_Problem description_: Only the pictures stay out; every record is to be quoted exactly.

Stored records:

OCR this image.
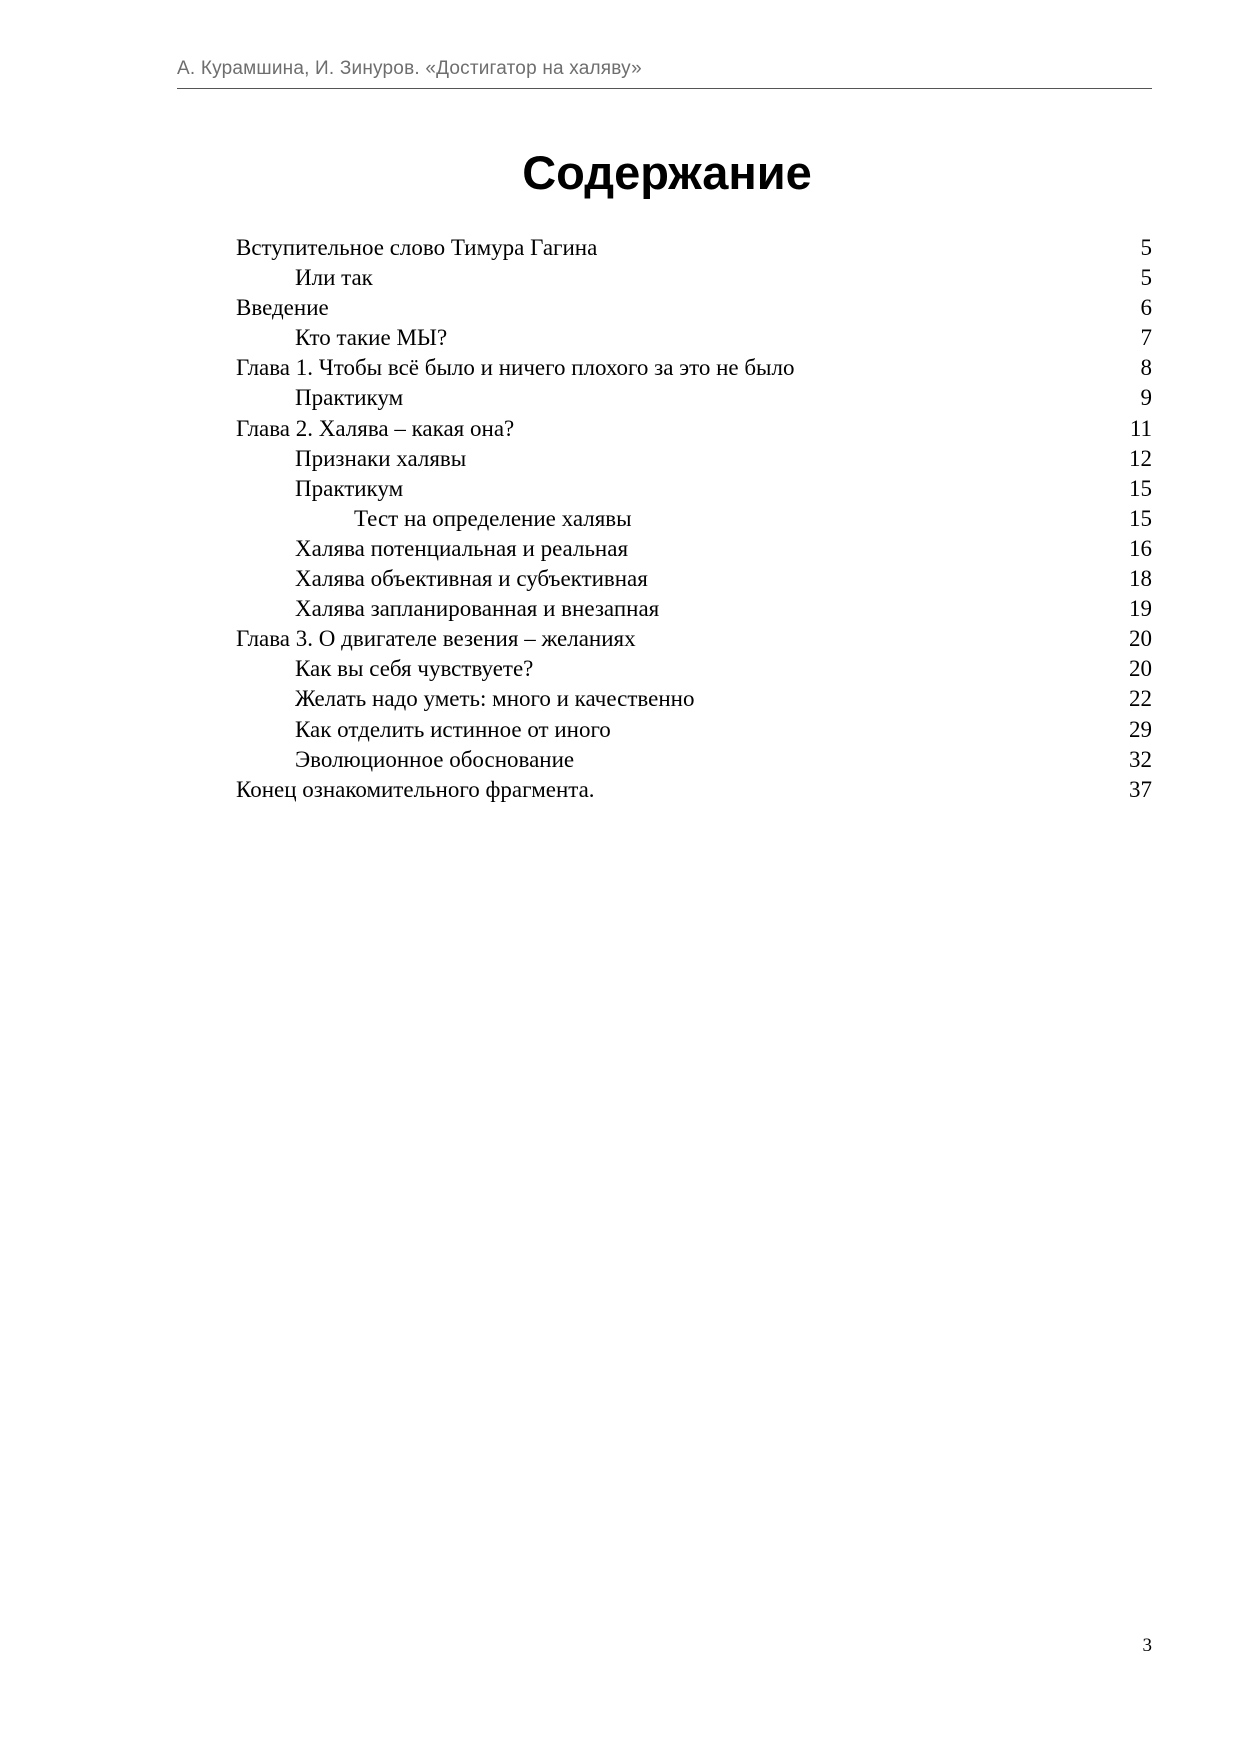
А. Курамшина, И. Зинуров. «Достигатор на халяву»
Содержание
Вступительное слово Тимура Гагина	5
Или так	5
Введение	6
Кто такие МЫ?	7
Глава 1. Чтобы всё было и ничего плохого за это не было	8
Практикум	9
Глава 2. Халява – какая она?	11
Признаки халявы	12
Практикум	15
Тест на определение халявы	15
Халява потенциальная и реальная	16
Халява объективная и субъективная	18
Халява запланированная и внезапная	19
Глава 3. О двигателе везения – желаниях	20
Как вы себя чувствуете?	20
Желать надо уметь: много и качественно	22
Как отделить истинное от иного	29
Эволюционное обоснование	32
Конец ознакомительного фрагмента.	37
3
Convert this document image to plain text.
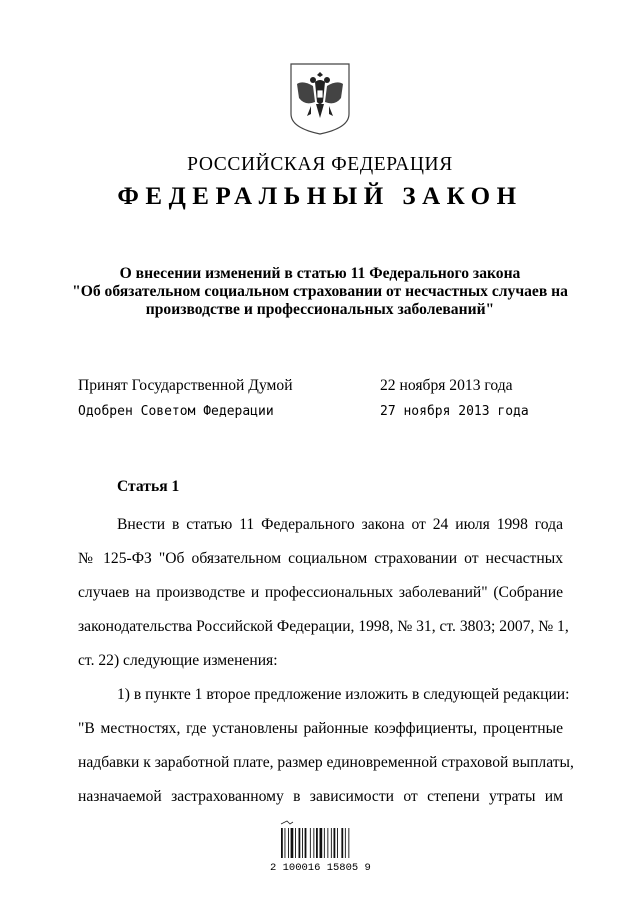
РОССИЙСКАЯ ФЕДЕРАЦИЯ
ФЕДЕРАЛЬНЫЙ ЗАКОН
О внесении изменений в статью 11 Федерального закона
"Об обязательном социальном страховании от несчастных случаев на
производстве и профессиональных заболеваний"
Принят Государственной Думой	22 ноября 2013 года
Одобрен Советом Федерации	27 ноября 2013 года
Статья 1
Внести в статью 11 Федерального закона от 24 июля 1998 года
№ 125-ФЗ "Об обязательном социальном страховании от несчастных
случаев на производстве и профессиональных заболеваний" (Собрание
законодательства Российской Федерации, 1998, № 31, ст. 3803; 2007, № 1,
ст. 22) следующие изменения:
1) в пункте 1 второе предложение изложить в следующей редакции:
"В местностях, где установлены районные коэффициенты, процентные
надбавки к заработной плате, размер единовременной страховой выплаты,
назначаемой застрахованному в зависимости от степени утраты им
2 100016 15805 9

_Result of the exercise_:
OCR this image.
А. Курамшина, И. Зинуров. «Достигатор на халяву»
Содержание
Вступительное слово Тимура Гагина	5
Или так	5
Введение	6
Кто такие МЫ?	7
Глава 1. Чтобы всё было и ничего плохого за это не было	8
Практикум	9
Глава 2. Халява – какая она?	11
Признаки халявы	12
Практикум	15
Тест на определение халявы	15
Халява потенциальная и реальная	16
Халява объективная и субъективная	18
Халява запланированная и внезапная	19
Глава 3. О двигателе везения – желаниях	20
Как вы себя чувствуете?	20
Желать надо уметь: много и качественно	22
Как отделить истинное от иного	29
Эволюционное обоснование	32
Конец ознакомительного фрагмента.	37
3
Convert this document image to plain text.
РОССИЙСКАЯ ФЕДЕРАЦИЯ
ФЕДЕРАЛЬНЫЙ ЗАКОН
О внесении изменений в статью 11 Федерального закона
"Об обязательном социальном страховании от несчастных случаев на
производстве и профессиональных заболеваний"
Принят Государственной Думой	22 ноября 2013 года
Одобрен Советом Федерации	27 ноября 2013 года
Статья 1
Внести в статью 11 Федерального закона от 24 июля 1998 года
№ 125-ФЗ "Об обязательном социальном страховании от несчастных
случаев на производстве и профессиональных заболеваний" (Собрание
законодательства Российской Федерации, 1998, № 31, ст. 3803; 2007, № 1,
ст. 22) следующие изменения:
1) в пункте 1 второе предложение изложить в следующей редакции:
"В местностях, где установлены районные коэффициенты, процентные
надбавки к заработной плате, размер единовременной страховой выплаты,
назначаемой застрахованному в зависимости от степени утраты им
2 100016 15805 9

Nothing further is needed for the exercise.